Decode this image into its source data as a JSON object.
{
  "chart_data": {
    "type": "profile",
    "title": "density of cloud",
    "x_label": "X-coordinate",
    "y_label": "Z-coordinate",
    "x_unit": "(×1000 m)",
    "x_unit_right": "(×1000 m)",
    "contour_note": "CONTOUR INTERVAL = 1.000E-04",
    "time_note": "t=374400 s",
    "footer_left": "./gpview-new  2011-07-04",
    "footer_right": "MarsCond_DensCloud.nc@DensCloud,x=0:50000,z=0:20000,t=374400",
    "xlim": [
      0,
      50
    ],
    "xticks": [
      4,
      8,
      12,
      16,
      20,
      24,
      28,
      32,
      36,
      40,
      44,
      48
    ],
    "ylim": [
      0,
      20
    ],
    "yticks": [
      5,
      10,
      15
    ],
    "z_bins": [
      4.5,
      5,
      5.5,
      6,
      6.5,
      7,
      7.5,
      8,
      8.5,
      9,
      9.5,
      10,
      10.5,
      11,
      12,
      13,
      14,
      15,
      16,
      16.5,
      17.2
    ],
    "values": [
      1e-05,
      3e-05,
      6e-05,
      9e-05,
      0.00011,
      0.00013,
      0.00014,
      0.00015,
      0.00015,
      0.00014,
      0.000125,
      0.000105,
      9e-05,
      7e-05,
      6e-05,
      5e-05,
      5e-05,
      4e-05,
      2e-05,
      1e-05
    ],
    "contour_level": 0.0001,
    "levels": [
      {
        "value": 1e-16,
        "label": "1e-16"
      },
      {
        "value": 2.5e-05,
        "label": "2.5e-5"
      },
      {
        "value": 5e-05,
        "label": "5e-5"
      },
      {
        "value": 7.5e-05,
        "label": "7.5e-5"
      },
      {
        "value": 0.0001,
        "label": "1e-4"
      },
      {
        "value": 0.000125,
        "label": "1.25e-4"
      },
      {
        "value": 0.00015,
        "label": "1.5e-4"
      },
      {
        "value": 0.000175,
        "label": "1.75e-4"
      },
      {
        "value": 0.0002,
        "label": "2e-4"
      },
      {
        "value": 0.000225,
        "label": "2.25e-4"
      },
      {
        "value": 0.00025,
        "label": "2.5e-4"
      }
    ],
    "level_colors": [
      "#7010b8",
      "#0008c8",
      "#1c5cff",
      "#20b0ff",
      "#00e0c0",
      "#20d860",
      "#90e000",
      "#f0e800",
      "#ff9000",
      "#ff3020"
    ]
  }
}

---

- EXERCISE DETAILS
All of the data needs to be printed once more, exactly.

- TASK RESPONSE
Decode this image into its source data as a JSON object.
{
  "chart_data": {
    "type": "profile",
    "title": "density of cloud",
    "x_label": "X-coordinate",
    "y_label": "Z-coordinate",
    "x_unit": "(×1000 m)",
    "x_unit_right": "(×1000 m)",
    "contour_note": "CONTOUR INTERVAL = 1.000E-04",
    "time_note": "t=374400 s",
    "footer_left": "./gpview-new  2011-07-04",
    "footer_right": "MarsCond_DensCloud.nc@DensCloud,x=0:50000,z=0:20000,t=374400",
    "xlim": [
      0,
      50
    ],
    "xticks": [
      4,
      8,
      12,
      16,
      20,
      24,
      28,
      32,
      36,
      40,
      44,
      48
    ],
    "ylim": [
      0,
      20
    ],
    "yticks": [
      5,
      10,
      15
    ],
    "z_bins": [
      4.5,
      5,
      5.5,
      6,
      6.5,
      7,
      7.5,
      8,
      8.5,
      9,
      9.5,
      10,
      10.5,
      11,
      12,
      13,
      14,
      15,
      16,
      16.5,
      17.2
    ],
    "values": [
      1e-05,
      3e-05,
      6e-05,
      9e-05,
      0.00011,
      0.00013,
      0.00014,
      0.00015,
      0.00015,
      0.00014,
      0.000125,
      0.000105,
      9e-05,
      7e-05,
      6e-05,
      5e-05,
      5e-05,
      4e-05,
      2e-05,
      1e-05
    ],
    "contour_level": 0.0001,
    "levels": [
      {
        "value": 1e-16,
        "label": "1e-16"
      },
      {
        "value": 2.5e-05,
        "label": "2.5e-5"
      },
      {
        "value": 5e-05,
        "label": "5e-5"
      },
      {
        "value": 7.5e-05,
        "label": "7.5e-5"
      },
      {
        "value": 0.0001,
        "label": "1e-4"
      },
      {
        "value": 0.000125,
        "label": "1.25e-4"
      },
      {
        "value": 0.00015,
        "label": "1.5e-4"
      },
      {
        "value": 0.000175,
        "label": "1.75e-4"
      },
      {
        "value": 0.0002,
        "label": "2e-4"
      },
      {
        "value": 0.000225,
        "label": "2.25e-4"
      },
      {
        "value": 0.00025,
        "label": "2.5e-4"
      }
    ],
    "level_colors": [
      "#7010b8",
      "#0008c8",
      "#1c5cff",
      "#20b0ff",
      "#00e0c0",
      "#20d860",
      "#90e000",
      "#f0e800",
      "#ff9000",
      "#ff3020"
    ]
  }
}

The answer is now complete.